**Dataset excerpt**
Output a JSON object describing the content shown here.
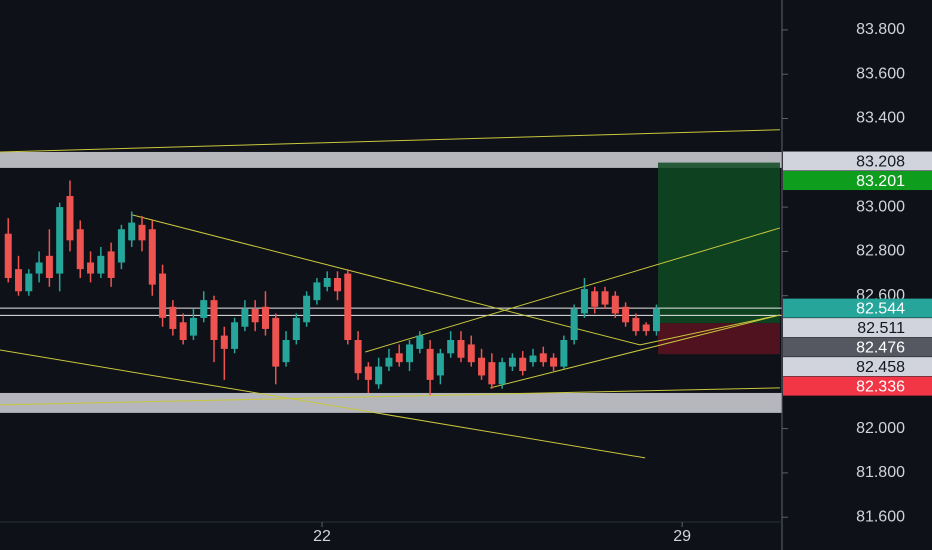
{
  "chart_data": {
    "type": "candlestick",
    "background": "#0f1118",
    "up_color": "#26a69a",
    "down_color": "#ef5350",
    "xlim": [
      15.74,
      30.94
    ],
    "xticks": [
      22,
      29
    ],
    "ylim": [
      81.452,
      83.935
    ],
    "yticks": [
      {
        "value": 83.8,
        "label": "83.800"
      },
      {
        "value": 83.6,
        "label": "83.600"
      },
      {
        "value": 83.4,
        "label": "83.400"
      },
      {
        "value": 83.0,
        "label": "83.000"
      },
      {
        "value": 82.8,
        "label": "82.800"
      },
      {
        "value": 82.6,
        "label": "82.600"
      },
      {
        "value": 82.0,
        "label": "82.000"
      },
      {
        "value": 81.8,
        "label": "81.800"
      },
      {
        "value": 81.6,
        "label": "81.600"
      }
    ],
    "x": [
      15.9,
      16.1,
      16.3,
      16.5,
      16.7,
      16.9,
      17.1,
      17.3,
      17.5,
      17.7,
      17.9,
      18.1,
      18.3,
      18.5,
      18.7,
      18.9,
      19.1,
      19.3,
      19.5,
      19.7,
      19.9,
      20.1,
      20.3,
      20.5,
      20.7,
      20.9,
      21.1,
      21.3,
      21.5,
      21.7,
      21.9,
      22.1,
      22.3,
      22.5,
      22.7,
      22.9,
      23.1,
      23.3,
      23.5,
      23.7,
      23.9,
      24.1,
      24.3,
      24.5,
      24.7,
      24.9,
      25.1,
      25.3,
      25.5,
      25.7,
      25.9,
      26.1,
      26.3,
      26.5,
      26.7,
      26.9,
      27.1,
      27.3,
      27.5,
      27.7,
      27.9,
      28.1,
      28.3,
      28.5
    ],
    "open": [
      82.88,
      82.72,
      82.62,
      82.7,
      82.78,
      82.7,
      83.05,
      82.9,
      82.75,
      82.7,
      82.8,
      82.75,
      82.85,
      82.92,
      82.9,
      82.7,
      82.55,
      82.48,
      82.42,
      82.5,
      82.58,
      82.42,
      82.36,
      82.46,
      82.54,
      82.55,
      82.5,
      82.3,
      82.4,
      82.48,
      82.58,
      82.64,
      82.68,
      82.7,
      82.4,
      82.28,
      82.2,
      82.28,
      82.34,
      82.3,
      82.36,
      82.36,
      82.24,
      82.34,
      82.4,
      82.38,
      82.32,
      82.3,
      82.2,
      82.28,
      82.32,
      82.3,
      82.34,
      82.32,
      82.28,
      82.4,
      82.52,
      82.62,
      82.62,
      82.6,
      82.55,
      82.5,
      82.47,
      82.44
    ],
    "high": [
      82.95,
      82.78,
      82.72,
      82.8,
      82.9,
      83.02,
      83.12,
      82.94,
      82.8,
      82.82,
      82.84,
      82.92,
      82.98,
      82.96,
      82.94,
      82.74,
      82.58,
      82.52,
      82.54,
      82.62,
      82.6,
      82.46,
      82.5,
      82.58,
      82.58,
      82.62,
      82.52,
      82.44,
      82.52,
      82.62,
      82.68,
      82.71,
      82.71,
      82.72,
      82.44,
      82.3,
      82.32,
      82.36,
      82.38,
      82.4,
      82.44,
      82.4,
      82.36,
      82.44,
      82.44,
      82.42,
      82.36,
      82.34,
      82.32,
      82.34,
      82.35,
      82.36,
      82.37,
      82.34,
      82.42,
      82.56,
      82.68,
      82.64,
      82.64,
      82.62,
      82.57,
      82.52,
      82.48,
      82.56
    ],
    "low": [
      82.66,
      82.6,
      82.6,
      82.66,
      82.64,
      82.62,
      82.8,
      82.68,
      82.66,
      82.68,
      82.64,
      82.72,
      82.82,
      82.8,
      82.6,
      82.46,
      82.42,
      82.38,
      82.4,
      82.48,
      82.3,
      82.22,
      82.34,
      82.44,
      82.44,
      82.42,
      82.2,
      82.28,
      82.38,
      82.46,
      82.56,
      82.62,
      82.58,
      82.38,
      82.22,
      82.16,
      82.18,
      82.26,
      82.28,
      82.26,
      82.34,
      82.15,
      82.2,
      82.32,
      82.3,
      82.28,
      82.22,
      82.18,
      82.18,
      82.26,
      82.24,
      82.28,
      82.28,
      82.26,
      82.27,
      82.38,
      82.5,
      82.52,
      82.54,
      82.5,
      82.46,
      82.42,
      82.42,
      82.42
    ],
    "close": [
      82.68,
      82.62,
      82.7,
      82.75,
      82.68,
      83.0,
      82.85,
      82.72,
      82.7,
      82.78,
      82.68,
      82.9,
      82.93,
      82.85,
      82.65,
      82.5,
      82.45,
      82.4,
      82.5,
      82.58,
      82.4,
      82.36,
      82.48,
      82.54,
      82.48,
      82.45,
      82.28,
      82.4,
      82.5,
      82.6,
      82.66,
      82.68,
      82.62,
      82.4,
      82.25,
      82.22,
      82.28,
      82.32,
      82.3,
      82.38,
      82.42,
      82.22,
      82.34,
      82.4,
      82.32,
      82.3,
      82.24,
      82.2,
      82.3,
      82.32,
      82.26,
      82.33,
      82.3,
      82.28,
      82.4,
      82.54,
      82.63,
      82.55,
      82.56,
      82.52,
      82.48,
      82.44,
      82.44,
      82.54
    ],
    "zones": [
      {
        "low": 83.177,
        "high": 83.249,
        "color": "#c8cacf"
      },
      {
        "low": 82.071,
        "high": 82.161,
        "color": "#c8cacf"
      }
    ],
    "hlines": [
      82.544,
      82.511
    ],
    "trendlines": [
      {
        "x": [
          15.74,
          30.9
        ],
        "y": [
          83.249,
          83.349
        ]
      },
      {
        "x": [
          18.31,
          28.18
        ],
        "y": [
          82.965,
          82.378
        ]
      },
      {
        "x": [
          15.74,
          28.28
        ],
        "y": [
          82.355,
          81.868
        ]
      },
      {
        "x": [
          22.84,
          30.9
        ],
        "y": [
          82.346,
          82.906
        ]
      },
      {
        "x": [
          25.27,
          30.9
        ],
        "y": [
          82.184,
          82.513
        ]
      },
      {
        "x": [
          28.18,
          30.9
        ],
        "y": [
          82.378,
          82.513
        ]
      },
      {
        "x": [
          15.74,
          30.9
        ],
        "y": [
          82.107,
          82.184
        ]
      }
    ],
    "position": {
      "x": [
        28.53,
        30.9
      ],
      "target": 83.201,
      "entry": 82.476,
      "stop": 82.336
    },
    "price_labels": [
      {
        "value": 83.208,
        "color": "#d1d4dc",
        "text_color": "#131722"
      },
      {
        "value": 83.201,
        "color": "#0f9d1e",
        "text_color": "#ffffff"
      },
      {
        "value": 82.544,
        "color": "#26a69a",
        "text_color": "#ffffff"
      },
      {
        "value": 82.511,
        "color": "#d1d4dc",
        "text_color": "#131722"
      },
      {
        "value": 82.476,
        "color": "#555861",
        "text_color": "#ffffff"
      },
      {
        "value": 82.458,
        "color": "#d1d4dc",
        "text_color": "#131722"
      },
      {
        "value": 82.336,
        "color": "#f23645",
        "text_color": "#ffffff"
      }
    ]
  }
}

**WHAT YOU WILL DO**
Reproduce the material above verbatim; omit every picture.

**SOLUTION TO THE EXERCISE**
Output a JSON object describing the content shown here.
{
  "chart_data": {
    "type": "candlestick",
    "background": "#0f1118",
    "up_color": "#26a69a",
    "down_color": "#ef5350",
    "xlim": [
      15.74,
      30.94
    ],
    "xticks": [
      22,
      29
    ],
    "ylim": [
      81.452,
      83.935
    ],
    "yticks": [
      {
        "value": 83.8,
        "label": "83.800"
      },
      {
        "value": 83.6,
        "label": "83.600"
      },
      {
        "value": 83.4,
        "label": "83.400"
      },
      {
        "value": 83.0,
        "label": "83.000"
      },
      {
        "value": 82.8,
        "label": "82.800"
      },
      {
        "value": 82.6,
        "label": "82.600"
      },
      {
        "value": 82.0,
        "label": "82.000"
      },
      {
        "value": 81.8,
        "label": "81.800"
      },
      {
        "value": 81.6,
        "label": "81.600"
      }
    ],
    "x": [
      15.9,
      16.1,
      16.3,
      16.5,
      16.7,
      16.9,
      17.1,
      17.3,
      17.5,
      17.7,
      17.9,
      18.1,
      18.3,
      18.5,
      18.7,
      18.9,
      19.1,
      19.3,
      19.5,
      19.7,
      19.9,
      20.1,
      20.3,
      20.5,
      20.7,
      20.9,
      21.1,
      21.3,
      21.5,
      21.7,
      21.9,
      22.1,
      22.3,
      22.5,
      22.7,
      22.9,
      23.1,
      23.3,
      23.5,
      23.7,
      23.9,
      24.1,
      24.3,
      24.5,
      24.7,
      24.9,
      25.1,
      25.3,
      25.5,
      25.7,
      25.9,
      26.1,
      26.3,
      26.5,
      26.7,
      26.9,
      27.1,
      27.3,
      27.5,
      27.7,
      27.9,
      28.1,
      28.3,
      28.5
    ],
    "open": [
      82.88,
      82.72,
      82.62,
      82.7,
      82.78,
      82.7,
      83.05,
      82.9,
      82.75,
      82.7,
      82.8,
      82.75,
      82.85,
      82.92,
      82.9,
      82.7,
      82.55,
      82.48,
      82.42,
      82.5,
      82.58,
      82.42,
      82.36,
      82.46,
      82.54,
      82.55,
      82.5,
      82.3,
      82.4,
      82.48,
      82.58,
      82.64,
      82.68,
      82.7,
      82.4,
      82.28,
      82.2,
      82.28,
      82.34,
      82.3,
      82.36,
      82.36,
      82.24,
      82.34,
      82.4,
      82.38,
      82.32,
      82.3,
      82.2,
      82.28,
      82.32,
      82.3,
      82.34,
      82.32,
      82.28,
      82.4,
      82.52,
      82.62,
      82.62,
      82.6,
      82.55,
      82.5,
      82.47,
      82.44
    ],
    "high": [
      82.95,
      82.78,
      82.72,
      82.8,
      82.9,
      83.02,
      83.12,
      82.94,
      82.8,
      82.82,
      82.84,
      82.92,
      82.98,
      82.96,
      82.94,
      82.74,
      82.58,
      82.52,
      82.54,
      82.62,
      82.6,
      82.46,
      82.5,
      82.58,
      82.58,
      82.62,
      82.52,
      82.44,
      82.52,
      82.62,
      82.68,
      82.71,
      82.71,
      82.72,
      82.44,
      82.3,
      82.32,
      82.36,
      82.38,
      82.4,
      82.44,
      82.4,
      82.36,
      82.44,
      82.44,
      82.42,
      82.36,
      82.34,
      82.32,
      82.34,
      82.35,
      82.36,
      82.37,
      82.34,
      82.42,
      82.56,
      82.68,
      82.64,
      82.64,
      82.62,
      82.57,
      82.52,
      82.48,
      82.56
    ],
    "low": [
      82.66,
      82.6,
      82.6,
      82.66,
      82.64,
      82.62,
      82.8,
      82.68,
      82.66,
      82.68,
      82.64,
      82.72,
      82.82,
      82.8,
      82.6,
      82.46,
      82.42,
      82.38,
      82.4,
      82.48,
      82.3,
      82.22,
      82.34,
      82.44,
      82.44,
      82.42,
      82.2,
      82.28,
      82.38,
      82.46,
      82.56,
      82.62,
      82.58,
      82.38,
      82.22,
      82.16,
      82.18,
      82.26,
      82.28,
      82.26,
      82.34,
      82.15,
      82.2,
      82.32,
      82.3,
      82.28,
      82.22,
      82.18,
      82.18,
      82.26,
      82.24,
      82.28,
      82.28,
      82.26,
      82.27,
      82.38,
      82.5,
      82.52,
      82.54,
      82.5,
      82.46,
      82.42,
      82.42,
      82.42
    ],
    "close": [
      82.68,
      82.62,
      82.7,
      82.75,
      82.68,
      83.0,
      82.85,
      82.72,
      82.7,
      82.78,
      82.68,
      82.9,
      82.93,
      82.85,
      82.65,
      82.5,
      82.45,
      82.4,
      82.5,
      82.58,
      82.4,
      82.36,
      82.48,
      82.54,
      82.48,
      82.45,
      82.28,
      82.4,
      82.5,
      82.6,
      82.66,
      82.68,
      82.62,
      82.4,
      82.25,
      82.22,
      82.28,
      82.32,
      82.3,
      82.38,
      82.42,
      82.22,
      82.34,
      82.4,
      82.32,
      82.3,
      82.24,
      82.2,
      82.3,
      82.32,
      82.26,
      82.33,
      82.3,
      82.28,
      82.4,
      82.54,
      82.63,
      82.55,
      82.56,
      82.52,
      82.48,
      82.44,
      82.44,
      82.54
    ],
    "zones": [
      {
        "low": 83.177,
        "high": 83.249,
        "color": "#c8cacf"
      },
      {
        "low": 82.071,
        "high": 82.161,
        "color": "#c8cacf"
      }
    ],
    "hlines": [
      82.544,
      82.511
    ],
    "trendlines": [
      {
        "x": [
          15.74,
          30.9
        ],
        "y": [
          83.249,
          83.349
        ]
      },
      {
        "x": [
          18.31,
          28.18
        ],
        "y": [
          82.965,
          82.378
        ]
      },
      {
        "x": [
          15.74,
          28.28
        ],
        "y": [
          82.355,
          81.868
        ]
      },
      {
        "x": [
          22.84,
          30.9
        ],
        "y": [
          82.346,
          82.906
        ]
      },
      {
        "x": [
          25.27,
          30.9
        ],
        "y": [
          82.184,
          82.513
        ]
      },
      {
        "x": [
          28.18,
          30.9
        ],
        "y": [
          82.378,
          82.513
        ]
      },
      {
        "x": [
          15.74,
          30.9
        ],
        "y": [
          82.107,
          82.184
        ]
      }
    ],
    "position": {
      "x": [
        28.53,
        30.9
      ],
      "target": 83.201,
      "entry": 82.476,
      "stop": 82.336
    },
    "price_labels": [
      {
        "value": 83.208,
        "color": "#d1d4dc",
        "text_color": "#131722"
      },
      {
        "value": 83.201,
        "color": "#0f9d1e",
        "text_color": "#ffffff"
      },
      {
        "value": 82.544,
        "color": "#26a69a",
        "text_color": "#ffffff"
      },
      {
        "value": 82.511,
        "color": "#d1d4dc",
        "text_color": "#131722"
      },
      {
        "value": 82.476,
        "color": "#555861",
        "text_color": "#ffffff"
      },
      {
        "value": 82.458,
        "color": "#d1d4dc",
        "text_color": "#131722"
      },
      {
        "value": 82.336,
        "color": "#f23645",
        "text_color": "#ffffff"
      }
    ]
  }
}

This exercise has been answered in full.